— begin DATA RECORDS —

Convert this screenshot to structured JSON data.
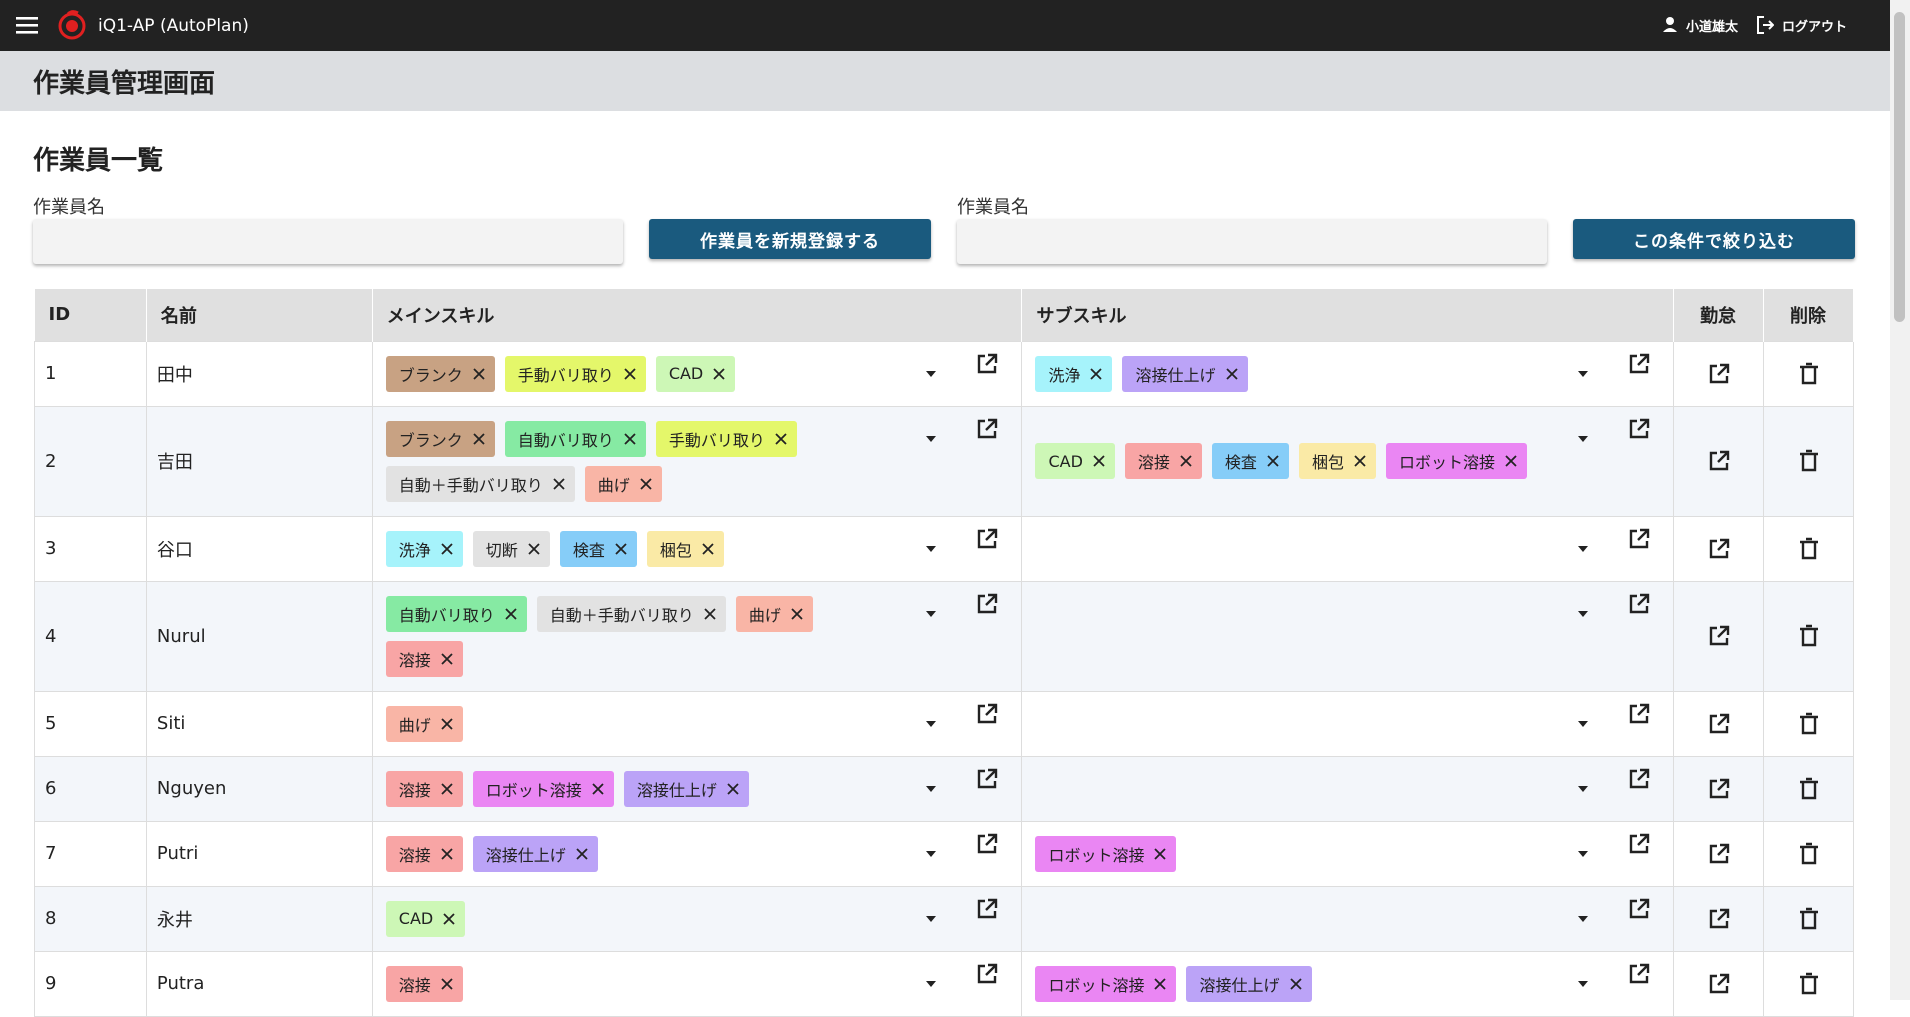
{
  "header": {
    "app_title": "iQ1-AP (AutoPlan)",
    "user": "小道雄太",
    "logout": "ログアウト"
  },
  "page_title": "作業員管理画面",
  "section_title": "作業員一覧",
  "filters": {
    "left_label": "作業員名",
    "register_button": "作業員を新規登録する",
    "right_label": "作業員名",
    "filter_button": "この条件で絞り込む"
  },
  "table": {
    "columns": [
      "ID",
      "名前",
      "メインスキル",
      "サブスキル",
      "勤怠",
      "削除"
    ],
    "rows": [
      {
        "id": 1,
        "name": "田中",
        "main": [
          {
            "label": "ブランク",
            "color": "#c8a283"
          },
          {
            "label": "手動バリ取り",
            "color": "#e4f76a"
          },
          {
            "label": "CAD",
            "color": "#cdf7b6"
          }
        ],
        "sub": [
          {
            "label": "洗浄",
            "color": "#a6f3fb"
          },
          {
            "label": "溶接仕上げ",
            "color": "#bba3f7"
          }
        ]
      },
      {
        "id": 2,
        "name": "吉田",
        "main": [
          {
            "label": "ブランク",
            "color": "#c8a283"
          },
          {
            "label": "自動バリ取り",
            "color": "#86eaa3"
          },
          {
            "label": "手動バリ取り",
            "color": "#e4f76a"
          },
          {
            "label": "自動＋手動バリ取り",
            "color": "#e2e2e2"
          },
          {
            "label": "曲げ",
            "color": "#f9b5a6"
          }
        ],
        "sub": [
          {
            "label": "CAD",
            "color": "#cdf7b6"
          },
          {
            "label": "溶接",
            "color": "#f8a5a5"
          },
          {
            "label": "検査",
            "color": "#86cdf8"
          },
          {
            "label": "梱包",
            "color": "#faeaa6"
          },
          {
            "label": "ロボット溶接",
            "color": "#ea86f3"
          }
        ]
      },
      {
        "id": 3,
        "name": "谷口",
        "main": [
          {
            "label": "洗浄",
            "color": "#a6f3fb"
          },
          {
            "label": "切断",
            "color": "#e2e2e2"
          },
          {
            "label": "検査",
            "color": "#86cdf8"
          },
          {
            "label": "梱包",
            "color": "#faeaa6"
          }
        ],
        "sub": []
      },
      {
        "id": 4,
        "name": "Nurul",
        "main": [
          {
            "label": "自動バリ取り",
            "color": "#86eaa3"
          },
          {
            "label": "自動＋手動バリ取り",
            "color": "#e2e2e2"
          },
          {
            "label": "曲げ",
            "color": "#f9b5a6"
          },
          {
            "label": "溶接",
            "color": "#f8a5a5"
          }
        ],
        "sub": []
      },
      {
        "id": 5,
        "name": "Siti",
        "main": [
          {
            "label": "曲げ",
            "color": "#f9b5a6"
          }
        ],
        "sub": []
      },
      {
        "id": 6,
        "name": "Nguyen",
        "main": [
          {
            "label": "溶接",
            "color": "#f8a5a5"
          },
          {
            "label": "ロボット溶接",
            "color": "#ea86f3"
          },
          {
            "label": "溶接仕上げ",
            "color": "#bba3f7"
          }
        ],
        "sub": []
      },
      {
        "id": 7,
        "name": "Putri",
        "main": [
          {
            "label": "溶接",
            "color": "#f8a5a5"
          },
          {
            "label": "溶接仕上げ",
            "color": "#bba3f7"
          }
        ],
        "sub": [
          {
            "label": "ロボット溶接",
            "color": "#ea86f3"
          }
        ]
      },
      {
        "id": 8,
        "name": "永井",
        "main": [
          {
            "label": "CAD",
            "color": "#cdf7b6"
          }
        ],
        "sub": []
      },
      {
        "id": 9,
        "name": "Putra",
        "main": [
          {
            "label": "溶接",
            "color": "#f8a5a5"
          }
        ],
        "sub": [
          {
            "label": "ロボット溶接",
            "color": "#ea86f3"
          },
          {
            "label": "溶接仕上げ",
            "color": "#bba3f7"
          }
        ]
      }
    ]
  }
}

— end DATA RECORDS —

SET TASK:
From the entries, copy out each line containing the word "name".

WORKED ANSWER:
        "name": "田中",
        "name": "吉田",
        "name": "谷口",
        "name": "Nurul",
        "name": "Siti",
        "name": "Nguyen",
        "name": "Putri",
        "name": "永井",
        "name": "Putra",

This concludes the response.